-- start of Given data --

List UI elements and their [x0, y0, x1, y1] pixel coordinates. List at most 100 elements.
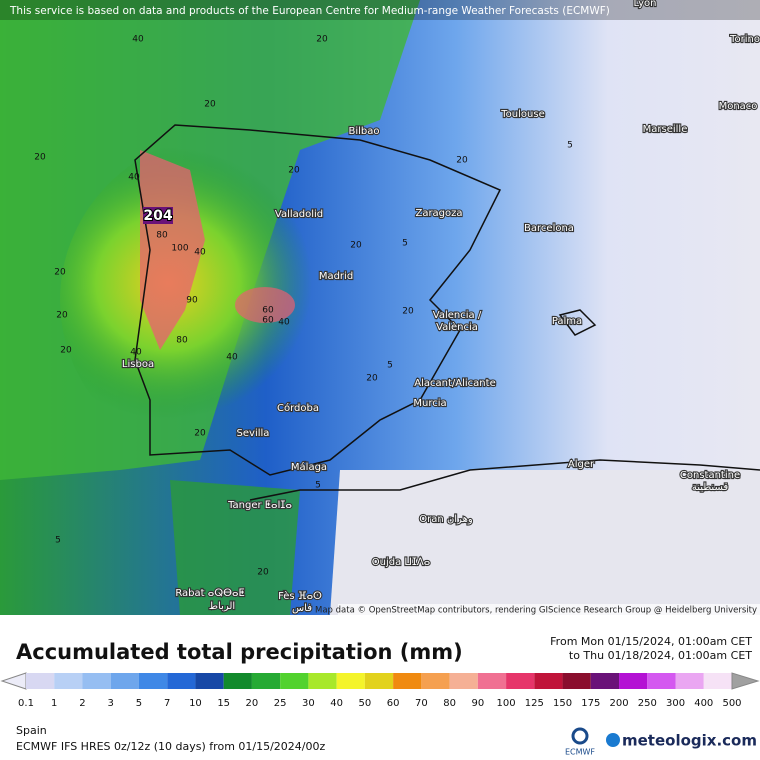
contour-label: 40	[128, 173, 140, 183]
city-label: قسنطينة	[692, 482, 729, 493]
colorbar-tick: 500	[722, 698, 741, 709]
colorbar-swatch	[195, 673, 224, 689]
colorbar-tick: 300	[666, 698, 685, 709]
colorbar-swatch	[280, 673, 309, 689]
city-label: Palma	[552, 316, 582, 327]
contour-label: 20	[366, 374, 378, 384]
contour-label: 20	[34, 153, 46, 163]
colorbar-tick: 250	[638, 698, 657, 709]
attribution-bar	[0, 0, 760, 20]
contour-label: 100	[171, 244, 188, 254]
colorbar-tick: 3	[108, 698, 114, 709]
region: Spain	[16, 724, 47, 737]
contour-label: 20	[60, 346, 72, 356]
city-label: Toulouse	[500, 109, 544, 120]
colorbar-swatch	[534, 673, 563, 689]
colorbar-swatch	[675, 673, 704, 689]
colorbar-tick: 10	[189, 698, 202, 709]
colorbar-swatch	[703, 673, 732, 689]
colorbar-tick: 200	[609, 698, 628, 709]
colorbar-tick: 175	[581, 698, 600, 709]
attribution: This service is based on data and produc…	[9, 5, 610, 17]
map-credit: Map data © OpenStreetMap contributors, r…	[315, 606, 757, 616]
coastline	[134, 124, 502, 476]
colorbar-swatch	[562, 673, 591, 689]
colorbar-swatch	[308, 673, 337, 689]
colorbar-tick: 20	[246, 698, 259, 709]
city-label: Rabat ⴰⵕⴱⴰⵟ	[175, 588, 244, 599]
colorbar-swatch	[336, 673, 365, 689]
contour-label: 40	[278, 318, 290, 328]
brand[interactable]: meteologix.com	[622, 732, 757, 750]
colorbar-tick: 1	[51, 698, 57, 709]
contour-label: 5	[315, 481, 321, 491]
contour-label: 40	[194, 248, 206, 258]
city-label: Monaco	[719, 101, 758, 112]
contour-label: 40	[130, 348, 142, 358]
contour-label: 60	[262, 306, 274, 316]
colorbar-tick: 40	[330, 698, 343, 709]
contour-label: 20	[257, 568, 269, 578]
contour-label: 40	[226, 353, 238, 363]
contour-label: 20	[288, 166, 300, 176]
credit-bg	[338, 604, 760, 616]
city-label: Córdoba	[277, 402, 319, 414]
city-label: Málaga	[291, 461, 327, 473]
precip-field	[235, 287, 295, 323]
colorbar-tick: 125	[525, 698, 544, 709]
city-label: Zaragoza	[415, 208, 462, 219]
contour-label: 20	[316, 35, 328, 45]
contour-label: 90	[186, 296, 198, 306]
colorbar-tick: 0.1	[18, 698, 34, 709]
contour-label: 20	[350, 241, 362, 251]
colorbar-low	[0, 672, 27, 690]
colorbar-swatch	[619, 673, 648, 689]
colorbar-tick: 60	[387, 698, 400, 709]
city-label: Madrid	[319, 271, 353, 282]
city-label: Barcelona	[524, 223, 574, 234]
period-from: From Mon 01/15/2024, 01:00am CET	[550, 635, 752, 648]
colorbar-swatch	[167, 673, 196, 689]
colorbar-high	[731, 672, 760, 690]
city-label: Oran وهران	[419, 514, 473, 525]
city-label: Murcia	[413, 398, 446, 409]
city-label: Valencia /	[433, 310, 482, 321]
colorbar-tick: 5	[136, 698, 142, 709]
ecmwf-logo	[571, 727, 589, 745]
colorbar-swatch	[138, 673, 168, 689]
colorbar-tick: 100	[497, 698, 516, 709]
city-label: València	[436, 321, 478, 333]
city-label: Alacant/Alicante	[414, 378, 495, 389]
map	[0, 0, 760, 615]
contour-label: 20	[402, 307, 414, 317]
contour-label: 80	[176, 336, 188, 346]
city-label: Lyon	[633, 0, 656, 9]
city-label: Bilbao	[348, 126, 379, 137]
colorbar-swatch	[82, 673, 111, 689]
contour-label: 20	[194, 429, 206, 439]
city-label: Torino	[729, 34, 760, 45]
contour-label: 20	[456, 156, 468, 166]
colorbar-tick: 90	[471, 698, 484, 709]
colorbar-tick: 30	[302, 698, 315, 709]
colorbar-swatch	[477, 673, 507, 689]
period-to: to Thu 01/18/2024, 01:00am CET	[569, 649, 752, 662]
city-label: Constantine	[680, 470, 740, 481]
contour-label: 5	[402, 239, 408, 249]
colorbar-tick: 400	[694, 698, 713, 709]
colorbar-tick: 80	[443, 698, 456, 709]
colorbar-tick: 150	[553, 698, 572, 709]
contour-label: 80	[156, 231, 168, 241]
colorbar-swatch	[590, 673, 620, 689]
precip-field	[330, 470, 760, 615]
colorbar-tick: 2	[79, 698, 85, 709]
colorbar-swatch	[449, 673, 478, 689]
colorbar-swatch	[54, 673, 83, 689]
contour-label: 5	[567, 141, 573, 151]
contour-label: 20	[54, 268, 66, 278]
city-label: الرباط	[209, 601, 235, 612]
colorbar-tick: 70	[415, 698, 428, 709]
colorbar-tick: 25	[274, 698, 287, 709]
colorbar-swatch	[506, 673, 535, 689]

-- end of Given data --

Reproduce every line of the records above word for word, leaving out any pictures.

List UI elements and their [x0, y0, x1, y1] pixel coordinates. List at most 100 elements.
contour-label: 40	[128, 173, 140, 183]
city-label: قسنطينة	[692, 482, 729, 493]
colorbar-tick: 500	[722, 698, 741, 709]
colorbar-swatch	[195, 673, 224, 689]
colorbar-tick: 300	[666, 698, 685, 709]
colorbar-swatch	[280, 673, 309, 689]
city-label: Palma	[552, 316, 582, 327]
contour-label: 20	[366, 374, 378, 384]
contour-label: 20	[34, 153, 46, 163]
colorbar-tick: 250	[638, 698, 657, 709]
attribution-bar	[0, 0, 760, 20]
contour-label: 100	[171, 244, 188, 254]
colorbar-tick: 3	[108, 698, 114, 709]
region: Spain	[16, 724, 47, 737]
contour-label: 20	[60, 346, 72, 356]
city-label: Toulouse	[500, 109, 544, 120]
colorbar-swatch	[534, 673, 563, 689]
colorbar-swatch	[675, 673, 704, 689]
colorbar-tick: 10	[189, 698, 202, 709]
colorbar-swatch	[703, 673, 732, 689]
colorbar-tick: 200	[609, 698, 628, 709]
colorbar-tick: 175	[581, 698, 600, 709]
attribution: This service is based on data and produc…	[9, 5, 610, 17]
map-credit: Map data © OpenStreetMap contributors, r…	[315, 606, 757, 616]
coastline	[134, 124, 502, 476]
colorbar-swatch	[562, 673, 591, 689]
colorbar-swatch	[308, 673, 337, 689]
colorbar-tick: 20	[246, 698, 259, 709]
city-label: Rabat ⴰⵕⴱⴰⵟ	[175, 588, 244, 599]
colorbar-swatch	[336, 673, 365, 689]
contour-label: 40	[278, 318, 290, 328]
brand[interactable]: meteologix.com	[622, 732, 757, 750]
colorbar-tick: 1	[51, 698, 57, 709]
contour-label: 5	[315, 481, 321, 491]
contour-label: 40	[194, 248, 206, 258]
city-label: Monaco	[719, 101, 758, 112]
contour-label: 40	[130, 348, 142, 358]
contour-label: 60	[262, 306, 274, 316]
colorbar-tick: 40	[330, 698, 343, 709]
contour-label: 20	[257, 568, 269, 578]
contour-label: 40	[226, 353, 238, 363]
contour-label: 20	[288, 166, 300, 176]
credit-bg	[338, 604, 760, 616]
city-label: Córdoba	[277, 402, 319, 414]
city-label: Málaga	[291, 461, 327, 473]
precip-field	[235, 287, 295, 323]
colorbar-tick: 125	[525, 698, 544, 709]
city-label: Zaragoza	[415, 208, 462, 219]
contour-label: 20	[316, 35, 328, 45]
contour-label: 90	[186, 296, 198, 306]
colorbar-tick: 0.1	[18, 698, 34, 709]
contour-label: 20	[350, 241, 362, 251]
colorbar-low	[0, 672, 27, 690]
colorbar-swatch	[619, 673, 648, 689]
colorbar-tick: 60	[387, 698, 400, 709]
city-label: Madrid	[319, 271, 353, 282]
city-label: Barcelona	[524, 223, 574, 234]
period-from: From Mon 01/15/2024, 01:00am CET	[550, 635, 752, 648]
colorbar-swatch	[167, 673, 196, 689]
colorbar-high	[731, 672, 760, 690]
city-label: Oran وهران	[419, 514, 473, 525]
city-label: Murcia	[413, 398, 446, 409]
city-label: Valencia /	[433, 310, 482, 321]
colorbar-tick: 5	[136, 698, 142, 709]
ecmwf-logo	[571, 727, 589, 745]
colorbar-swatch	[138, 673, 168, 689]
colorbar-tick: 100	[497, 698, 516, 709]
city-label: València	[436, 321, 478, 333]
city-label: Alacant/Alicante	[414, 378, 495, 389]
map	[0, 0, 760, 615]
contour-label: 20	[402, 307, 414, 317]
contour-label: 80	[176, 336, 188, 346]
city-label: Lyon	[633, 0, 656, 9]
city-label: Bilbao	[348, 126, 379, 137]
colorbar-swatch	[82, 673, 111, 689]
contour-label: 20	[194, 429, 206, 439]
city-label: Torino	[729, 34, 760, 45]
contour-label: 20	[456, 156, 468, 166]
colorbar-tick: 90	[471, 698, 484, 709]
colorbar-tick: 30	[302, 698, 315, 709]
colorbar-swatch	[477, 673, 507, 689]
period-to: to Thu 01/18/2024, 01:00am CET	[569, 649, 752, 662]
city-label: Constantine	[680, 470, 740, 481]
contour-label: 5	[402, 239, 408, 249]
colorbar-tick: 400	[694, 698, 713, 709]
colorbar-tick: 80	[443, 698, 456, 709]
colorbar-tick: 150	[553, 698, 572, 709]
contour-label: 80	[156, 231, 168, 241]
colorbar-swatch	[590, 673, 620, 689]
precip-field	[330, 470, 760, 615]
colorbar-tick: 2	[79, 698, 85, 709]
colorbar-swatch	[449, 673, 478, 689]
colorbar-swatch	[54, 673, 83, 689]
contour-label: 5	[567, 141, 573, 151]
contour-label: 20	[54, 268, 66, 278]
city-label: الرباط	[209, 601, 235, 612]
colorbar-tick: 70	[415, 698, 428, 709]
colorbar-tick: 25	[274, 698, 287, 709]
colorbar-swatch	[506, 673, 535, 689]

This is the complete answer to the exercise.